• Exercise requirements:
Rewrite the entries from the first line up to and including the line with "Identify 26 of", replacing "series-label" with "curve-label" and leaving everything else unchanged. Leave the pictures out of your answer.

• Supplied records:
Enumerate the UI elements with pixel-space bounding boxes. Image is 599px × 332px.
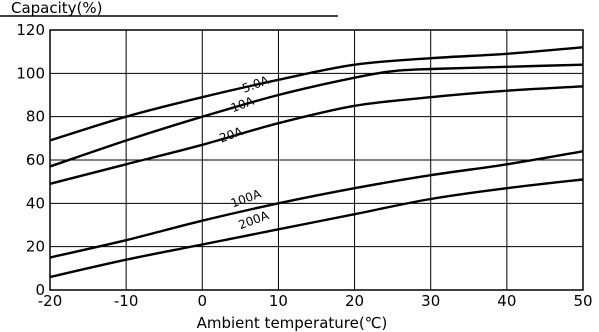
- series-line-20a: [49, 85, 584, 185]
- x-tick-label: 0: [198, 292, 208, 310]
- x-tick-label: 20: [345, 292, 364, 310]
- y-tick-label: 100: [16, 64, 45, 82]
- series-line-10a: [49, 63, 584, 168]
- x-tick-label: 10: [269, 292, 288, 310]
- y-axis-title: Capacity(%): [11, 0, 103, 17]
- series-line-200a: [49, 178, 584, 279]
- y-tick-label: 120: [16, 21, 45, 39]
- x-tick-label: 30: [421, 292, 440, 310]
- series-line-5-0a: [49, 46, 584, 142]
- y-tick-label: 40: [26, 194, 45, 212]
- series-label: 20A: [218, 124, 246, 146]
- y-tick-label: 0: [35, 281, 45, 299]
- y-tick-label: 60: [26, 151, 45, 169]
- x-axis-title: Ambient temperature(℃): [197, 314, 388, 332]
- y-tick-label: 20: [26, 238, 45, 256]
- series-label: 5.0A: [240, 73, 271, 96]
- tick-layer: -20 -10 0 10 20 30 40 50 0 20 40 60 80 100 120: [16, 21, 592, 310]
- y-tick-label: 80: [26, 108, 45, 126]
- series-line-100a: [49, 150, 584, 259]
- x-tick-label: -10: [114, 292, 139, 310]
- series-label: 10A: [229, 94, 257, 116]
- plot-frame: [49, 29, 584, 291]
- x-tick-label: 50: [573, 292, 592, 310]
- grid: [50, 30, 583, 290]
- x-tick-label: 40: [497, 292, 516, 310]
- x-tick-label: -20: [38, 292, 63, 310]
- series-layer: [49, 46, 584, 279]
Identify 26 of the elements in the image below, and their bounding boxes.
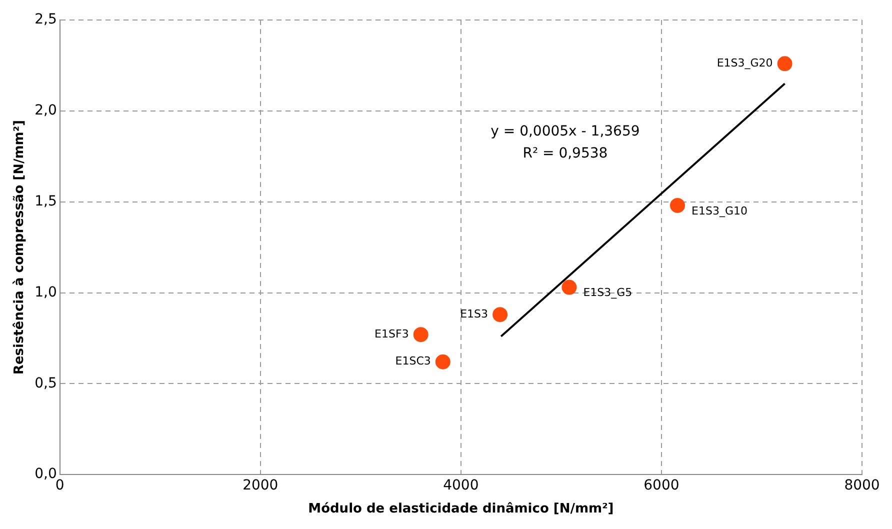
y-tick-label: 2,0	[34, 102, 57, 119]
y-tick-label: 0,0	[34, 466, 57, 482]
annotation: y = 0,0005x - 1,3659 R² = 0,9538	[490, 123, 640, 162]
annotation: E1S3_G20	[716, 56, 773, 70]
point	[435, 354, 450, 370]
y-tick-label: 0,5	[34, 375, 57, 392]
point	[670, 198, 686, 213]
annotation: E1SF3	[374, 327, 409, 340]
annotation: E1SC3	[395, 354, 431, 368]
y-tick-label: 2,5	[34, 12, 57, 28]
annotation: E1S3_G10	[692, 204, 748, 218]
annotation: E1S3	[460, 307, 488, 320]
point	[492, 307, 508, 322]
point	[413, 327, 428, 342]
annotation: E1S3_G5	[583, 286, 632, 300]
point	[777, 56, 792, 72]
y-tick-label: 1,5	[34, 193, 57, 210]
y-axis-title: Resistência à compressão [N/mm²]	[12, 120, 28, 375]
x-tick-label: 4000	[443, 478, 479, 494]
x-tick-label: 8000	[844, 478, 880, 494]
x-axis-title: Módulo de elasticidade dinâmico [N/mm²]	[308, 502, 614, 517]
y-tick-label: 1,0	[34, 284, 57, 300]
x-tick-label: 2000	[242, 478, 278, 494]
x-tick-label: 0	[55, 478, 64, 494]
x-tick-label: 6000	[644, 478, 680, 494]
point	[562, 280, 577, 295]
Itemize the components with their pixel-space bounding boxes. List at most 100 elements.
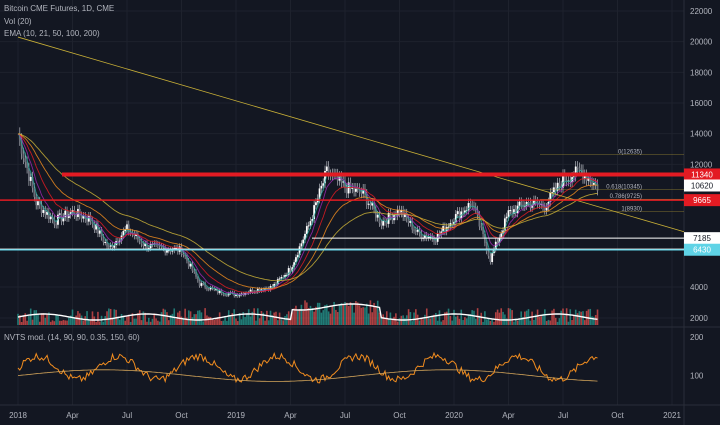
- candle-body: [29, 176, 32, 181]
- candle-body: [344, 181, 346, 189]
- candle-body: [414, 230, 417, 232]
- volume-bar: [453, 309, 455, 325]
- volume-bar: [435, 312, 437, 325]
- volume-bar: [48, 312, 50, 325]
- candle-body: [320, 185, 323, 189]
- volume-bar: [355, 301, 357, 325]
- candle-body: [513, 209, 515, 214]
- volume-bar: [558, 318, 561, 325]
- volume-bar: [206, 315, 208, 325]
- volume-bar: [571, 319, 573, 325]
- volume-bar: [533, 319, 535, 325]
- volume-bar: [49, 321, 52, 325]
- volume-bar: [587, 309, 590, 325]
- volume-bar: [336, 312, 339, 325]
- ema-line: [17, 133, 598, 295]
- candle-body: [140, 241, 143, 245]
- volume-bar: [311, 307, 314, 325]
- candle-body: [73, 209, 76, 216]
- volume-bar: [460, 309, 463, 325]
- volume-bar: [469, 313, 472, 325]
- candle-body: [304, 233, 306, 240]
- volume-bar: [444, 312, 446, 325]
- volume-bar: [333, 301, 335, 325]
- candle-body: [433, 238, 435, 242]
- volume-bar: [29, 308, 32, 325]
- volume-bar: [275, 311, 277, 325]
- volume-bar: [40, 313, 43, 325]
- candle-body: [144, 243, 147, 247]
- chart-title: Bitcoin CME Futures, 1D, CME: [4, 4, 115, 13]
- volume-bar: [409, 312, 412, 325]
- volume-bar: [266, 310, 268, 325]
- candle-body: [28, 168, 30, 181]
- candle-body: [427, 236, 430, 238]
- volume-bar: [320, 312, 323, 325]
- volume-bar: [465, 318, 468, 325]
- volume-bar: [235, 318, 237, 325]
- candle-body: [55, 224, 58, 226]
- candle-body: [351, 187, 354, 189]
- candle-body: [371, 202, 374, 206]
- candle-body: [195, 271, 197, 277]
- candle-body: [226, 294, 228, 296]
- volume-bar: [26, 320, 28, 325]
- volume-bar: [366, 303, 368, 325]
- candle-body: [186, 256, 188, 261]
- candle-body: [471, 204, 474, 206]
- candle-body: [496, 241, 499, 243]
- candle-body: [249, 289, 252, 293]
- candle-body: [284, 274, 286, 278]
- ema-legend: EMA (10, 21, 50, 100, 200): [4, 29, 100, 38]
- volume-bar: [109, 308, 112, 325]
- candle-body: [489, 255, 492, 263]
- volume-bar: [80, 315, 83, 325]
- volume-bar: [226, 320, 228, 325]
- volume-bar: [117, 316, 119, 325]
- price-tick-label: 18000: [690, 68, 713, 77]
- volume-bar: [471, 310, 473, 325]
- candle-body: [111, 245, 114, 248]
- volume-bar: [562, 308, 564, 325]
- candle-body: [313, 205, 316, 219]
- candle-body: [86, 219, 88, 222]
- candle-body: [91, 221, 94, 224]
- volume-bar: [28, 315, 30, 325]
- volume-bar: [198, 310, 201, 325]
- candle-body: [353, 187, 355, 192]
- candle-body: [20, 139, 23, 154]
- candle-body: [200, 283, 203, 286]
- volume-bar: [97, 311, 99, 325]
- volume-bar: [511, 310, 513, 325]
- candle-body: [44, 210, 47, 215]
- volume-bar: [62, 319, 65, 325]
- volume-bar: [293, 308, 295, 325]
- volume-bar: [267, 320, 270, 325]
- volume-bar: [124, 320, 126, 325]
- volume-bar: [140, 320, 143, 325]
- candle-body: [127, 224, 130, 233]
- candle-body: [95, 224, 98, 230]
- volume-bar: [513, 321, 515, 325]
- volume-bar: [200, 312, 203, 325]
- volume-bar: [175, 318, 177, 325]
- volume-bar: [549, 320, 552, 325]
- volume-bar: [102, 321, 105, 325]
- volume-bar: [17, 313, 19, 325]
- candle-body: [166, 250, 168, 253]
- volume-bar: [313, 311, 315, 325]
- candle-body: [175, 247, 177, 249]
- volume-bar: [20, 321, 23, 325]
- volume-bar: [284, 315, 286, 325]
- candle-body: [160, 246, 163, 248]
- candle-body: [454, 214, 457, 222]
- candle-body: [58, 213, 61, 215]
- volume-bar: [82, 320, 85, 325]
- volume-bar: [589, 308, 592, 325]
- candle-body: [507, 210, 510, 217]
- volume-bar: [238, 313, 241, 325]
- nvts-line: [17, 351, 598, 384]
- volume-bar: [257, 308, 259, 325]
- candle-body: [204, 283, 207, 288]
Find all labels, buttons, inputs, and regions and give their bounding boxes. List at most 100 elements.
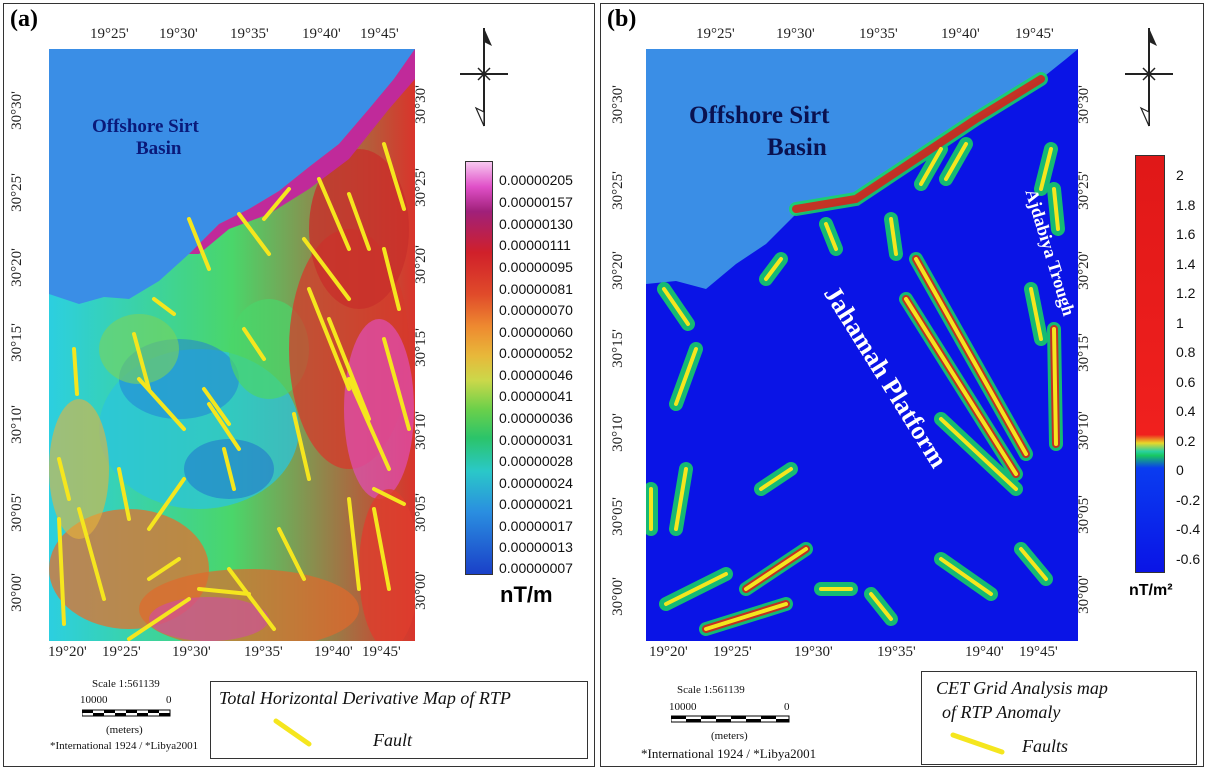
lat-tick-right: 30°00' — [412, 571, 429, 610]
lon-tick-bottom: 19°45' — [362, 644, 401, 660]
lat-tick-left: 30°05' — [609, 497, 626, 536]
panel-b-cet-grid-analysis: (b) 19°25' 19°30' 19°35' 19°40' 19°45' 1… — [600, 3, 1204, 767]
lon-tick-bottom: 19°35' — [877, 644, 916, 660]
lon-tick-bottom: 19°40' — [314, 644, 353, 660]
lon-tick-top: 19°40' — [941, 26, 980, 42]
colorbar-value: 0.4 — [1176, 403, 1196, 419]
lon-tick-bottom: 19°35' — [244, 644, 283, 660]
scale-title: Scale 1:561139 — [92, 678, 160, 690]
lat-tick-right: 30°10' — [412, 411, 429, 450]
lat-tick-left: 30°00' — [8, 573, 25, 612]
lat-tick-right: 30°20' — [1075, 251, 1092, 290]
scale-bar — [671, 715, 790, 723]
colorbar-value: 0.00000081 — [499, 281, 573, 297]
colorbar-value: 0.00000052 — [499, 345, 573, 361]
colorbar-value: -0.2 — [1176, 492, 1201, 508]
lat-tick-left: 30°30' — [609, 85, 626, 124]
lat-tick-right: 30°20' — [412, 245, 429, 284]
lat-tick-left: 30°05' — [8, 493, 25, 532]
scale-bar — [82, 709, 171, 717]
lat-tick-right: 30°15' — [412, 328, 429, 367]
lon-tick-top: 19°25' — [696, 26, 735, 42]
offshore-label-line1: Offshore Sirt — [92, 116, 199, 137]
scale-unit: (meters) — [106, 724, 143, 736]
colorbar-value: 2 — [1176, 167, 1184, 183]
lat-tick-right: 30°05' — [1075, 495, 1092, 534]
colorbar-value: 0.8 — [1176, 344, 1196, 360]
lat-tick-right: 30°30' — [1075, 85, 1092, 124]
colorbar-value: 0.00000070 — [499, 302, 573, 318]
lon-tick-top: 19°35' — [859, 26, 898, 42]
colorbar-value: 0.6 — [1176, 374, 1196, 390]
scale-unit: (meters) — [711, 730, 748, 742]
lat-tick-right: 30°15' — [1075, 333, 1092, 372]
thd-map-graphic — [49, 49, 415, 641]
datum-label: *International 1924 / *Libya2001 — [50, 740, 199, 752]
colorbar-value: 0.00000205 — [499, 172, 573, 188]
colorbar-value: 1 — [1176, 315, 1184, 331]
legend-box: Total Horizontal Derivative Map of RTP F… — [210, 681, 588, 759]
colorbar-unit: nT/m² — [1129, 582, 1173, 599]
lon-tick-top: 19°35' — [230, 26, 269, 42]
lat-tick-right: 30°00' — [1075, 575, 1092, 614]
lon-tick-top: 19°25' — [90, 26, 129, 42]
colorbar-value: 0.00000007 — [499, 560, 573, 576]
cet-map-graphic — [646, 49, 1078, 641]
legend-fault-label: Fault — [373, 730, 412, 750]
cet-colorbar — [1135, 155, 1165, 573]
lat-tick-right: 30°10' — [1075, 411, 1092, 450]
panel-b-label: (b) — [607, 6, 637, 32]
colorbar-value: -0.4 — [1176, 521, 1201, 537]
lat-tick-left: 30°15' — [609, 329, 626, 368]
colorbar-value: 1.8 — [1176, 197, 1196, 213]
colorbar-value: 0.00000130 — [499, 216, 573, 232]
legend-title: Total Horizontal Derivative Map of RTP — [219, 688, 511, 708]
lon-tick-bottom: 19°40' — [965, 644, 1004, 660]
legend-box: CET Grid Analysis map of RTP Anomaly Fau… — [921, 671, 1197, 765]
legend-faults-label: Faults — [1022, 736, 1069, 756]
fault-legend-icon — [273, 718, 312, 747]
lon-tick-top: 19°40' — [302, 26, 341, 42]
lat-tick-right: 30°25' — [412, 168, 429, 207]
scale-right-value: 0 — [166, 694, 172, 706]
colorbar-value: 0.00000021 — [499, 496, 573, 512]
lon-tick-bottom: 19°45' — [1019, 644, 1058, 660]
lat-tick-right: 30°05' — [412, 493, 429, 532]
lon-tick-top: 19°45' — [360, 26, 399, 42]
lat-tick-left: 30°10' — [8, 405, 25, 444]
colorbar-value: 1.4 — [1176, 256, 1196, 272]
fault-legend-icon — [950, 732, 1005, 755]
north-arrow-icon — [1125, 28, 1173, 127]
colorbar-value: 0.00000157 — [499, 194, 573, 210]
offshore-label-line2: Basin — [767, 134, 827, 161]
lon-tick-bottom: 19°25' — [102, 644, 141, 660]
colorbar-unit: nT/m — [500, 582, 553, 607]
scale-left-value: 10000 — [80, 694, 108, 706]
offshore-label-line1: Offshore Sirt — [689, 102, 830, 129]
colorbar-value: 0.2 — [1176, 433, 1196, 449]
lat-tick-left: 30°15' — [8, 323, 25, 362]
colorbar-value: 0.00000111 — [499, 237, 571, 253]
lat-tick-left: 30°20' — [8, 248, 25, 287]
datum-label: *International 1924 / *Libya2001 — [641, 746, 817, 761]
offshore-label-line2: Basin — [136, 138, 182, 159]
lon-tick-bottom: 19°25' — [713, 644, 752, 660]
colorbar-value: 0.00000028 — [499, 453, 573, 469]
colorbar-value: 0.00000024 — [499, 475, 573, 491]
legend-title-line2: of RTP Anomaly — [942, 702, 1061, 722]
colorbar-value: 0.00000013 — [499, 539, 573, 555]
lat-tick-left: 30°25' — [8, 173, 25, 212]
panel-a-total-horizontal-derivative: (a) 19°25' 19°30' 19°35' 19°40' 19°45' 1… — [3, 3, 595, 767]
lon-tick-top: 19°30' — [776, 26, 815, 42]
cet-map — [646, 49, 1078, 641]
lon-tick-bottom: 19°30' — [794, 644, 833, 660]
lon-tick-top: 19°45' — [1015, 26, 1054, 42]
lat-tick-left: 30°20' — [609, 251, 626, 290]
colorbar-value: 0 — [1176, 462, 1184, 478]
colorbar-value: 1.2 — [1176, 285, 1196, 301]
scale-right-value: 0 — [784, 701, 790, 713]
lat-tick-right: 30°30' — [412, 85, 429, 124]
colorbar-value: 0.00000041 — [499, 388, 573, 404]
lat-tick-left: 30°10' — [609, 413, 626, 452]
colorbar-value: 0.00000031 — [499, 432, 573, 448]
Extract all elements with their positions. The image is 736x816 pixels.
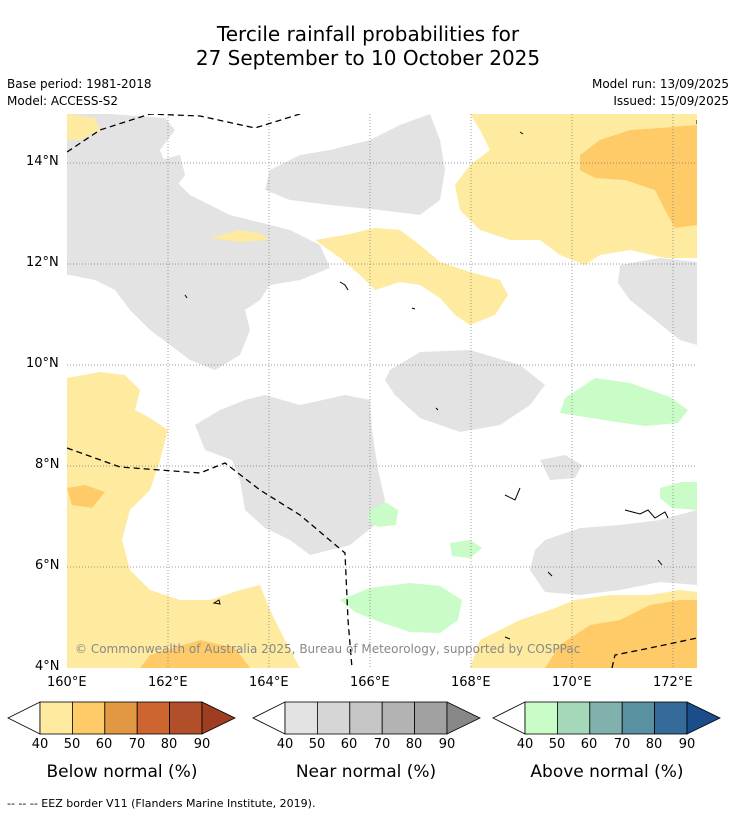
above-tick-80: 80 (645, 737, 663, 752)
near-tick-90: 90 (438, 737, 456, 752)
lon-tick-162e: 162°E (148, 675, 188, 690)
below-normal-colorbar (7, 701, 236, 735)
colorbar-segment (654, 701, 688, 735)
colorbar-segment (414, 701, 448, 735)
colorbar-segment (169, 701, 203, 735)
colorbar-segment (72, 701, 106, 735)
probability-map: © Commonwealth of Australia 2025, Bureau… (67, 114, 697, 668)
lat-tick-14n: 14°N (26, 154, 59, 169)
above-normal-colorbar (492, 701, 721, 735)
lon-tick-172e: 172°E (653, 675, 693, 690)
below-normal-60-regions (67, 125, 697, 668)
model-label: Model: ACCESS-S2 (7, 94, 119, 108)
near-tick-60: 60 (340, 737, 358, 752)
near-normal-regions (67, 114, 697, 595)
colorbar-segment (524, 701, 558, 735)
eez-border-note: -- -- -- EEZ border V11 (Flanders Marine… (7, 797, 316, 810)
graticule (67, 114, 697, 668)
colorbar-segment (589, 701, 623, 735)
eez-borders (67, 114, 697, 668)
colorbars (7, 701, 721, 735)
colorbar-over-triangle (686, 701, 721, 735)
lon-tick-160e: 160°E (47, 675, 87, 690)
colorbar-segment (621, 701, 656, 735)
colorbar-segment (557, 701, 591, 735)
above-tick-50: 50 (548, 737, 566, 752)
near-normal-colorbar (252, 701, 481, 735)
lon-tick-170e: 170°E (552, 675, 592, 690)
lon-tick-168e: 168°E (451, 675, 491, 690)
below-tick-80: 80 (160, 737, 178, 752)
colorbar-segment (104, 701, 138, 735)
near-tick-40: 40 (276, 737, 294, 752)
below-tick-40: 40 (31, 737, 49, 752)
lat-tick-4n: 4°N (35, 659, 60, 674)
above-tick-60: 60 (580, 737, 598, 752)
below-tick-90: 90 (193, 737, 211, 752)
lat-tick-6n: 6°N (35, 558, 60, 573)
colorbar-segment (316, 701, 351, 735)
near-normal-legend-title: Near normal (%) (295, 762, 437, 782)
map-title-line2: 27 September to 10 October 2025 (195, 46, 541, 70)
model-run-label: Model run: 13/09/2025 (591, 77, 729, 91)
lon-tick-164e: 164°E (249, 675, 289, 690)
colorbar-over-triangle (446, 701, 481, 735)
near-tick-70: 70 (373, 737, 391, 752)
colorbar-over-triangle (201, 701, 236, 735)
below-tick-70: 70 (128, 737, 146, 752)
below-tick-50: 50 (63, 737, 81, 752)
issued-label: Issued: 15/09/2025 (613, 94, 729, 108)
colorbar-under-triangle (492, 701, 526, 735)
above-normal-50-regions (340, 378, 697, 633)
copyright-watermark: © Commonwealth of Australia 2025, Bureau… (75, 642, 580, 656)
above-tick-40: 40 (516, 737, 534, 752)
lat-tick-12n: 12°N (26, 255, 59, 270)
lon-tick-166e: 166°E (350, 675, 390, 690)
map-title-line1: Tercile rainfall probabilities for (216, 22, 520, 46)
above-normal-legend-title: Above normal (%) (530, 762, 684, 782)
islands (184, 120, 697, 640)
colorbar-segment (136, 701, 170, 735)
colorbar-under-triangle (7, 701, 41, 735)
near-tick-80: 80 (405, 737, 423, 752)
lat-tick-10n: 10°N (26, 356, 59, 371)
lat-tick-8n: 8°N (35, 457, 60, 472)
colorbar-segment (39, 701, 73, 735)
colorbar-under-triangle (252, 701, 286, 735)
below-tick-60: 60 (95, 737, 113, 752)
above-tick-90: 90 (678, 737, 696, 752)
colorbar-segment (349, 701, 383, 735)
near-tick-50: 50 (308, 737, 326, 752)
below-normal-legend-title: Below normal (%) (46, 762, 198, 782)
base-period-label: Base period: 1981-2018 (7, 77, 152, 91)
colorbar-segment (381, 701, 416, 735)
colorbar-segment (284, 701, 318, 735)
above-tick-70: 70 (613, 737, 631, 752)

• Response for this exercise:
Enumerate the UI elements with pixel-space bounding boxes. Image is 599px × 332px.
- series-line-20a: [49, 85, 584, 185]
- x-tick-label: 0: [198, 292, 208, 310]
- x-tick-label: 20: [345, 292, 364, 310]
- y-tick-label: 100: [16, 64, 45, 82]
- series-line-10a: [49, 63, 584, 168]
- x-tick-label: 10: [269, 292, 288, 310]
- y-axis-title: Capacity(%): [11, 0, 103, 17]
- series-line-200a: [49, 178, 584, 279]
- y-tick-label: 120: [16, 21, 45, 39]
- x-tick-label: 30: [421, 292, 440, 310]
- series-line-5-0a: [49, 46, 584, 142]
- y-tick-label: 40: [26, 194, 45, 212]
- curve-label: 20A: [218, 124, 246, 146]
- y-tick-label: 0: [35, 281, 45, 299]
- y-tick-label: 60: [26, 151, 45, 169]
- x-axis-title: Ambient temperature(℃): [197, 314, 388, 332]
- y-tick-label: 20: [26, 238, 45, 256]
- curve-label: 5.0A: [240, 73, 271, 96]
- tick-layer: -20 -10 0 10 20 30 40 50 0 20 40 60 80 100 120: [16, 21, 592, 310]
- y-tick-label: 80: [26, 108, 45, 126]
- series-line-100a: [49, 150, 584, 259]
- x-tick-label: -10: [114, 292, 139, 310]
- curve-label: 10A: [229, 94, 257, 116]
- plot-frame: [49, 29, 584, 291]
- x-tick-label: 50: [573, 292, 592, 310]
- grid: [50, 30, 583, 290]
- x-tick-label: 40: [497, 292, 516, 310]
- x-tick-label: -20: [38, 292, 63, 310]
- series-layer: [49, 46, 584, 279]
Identify 26 of the elements in the image below, and their bounding boxes.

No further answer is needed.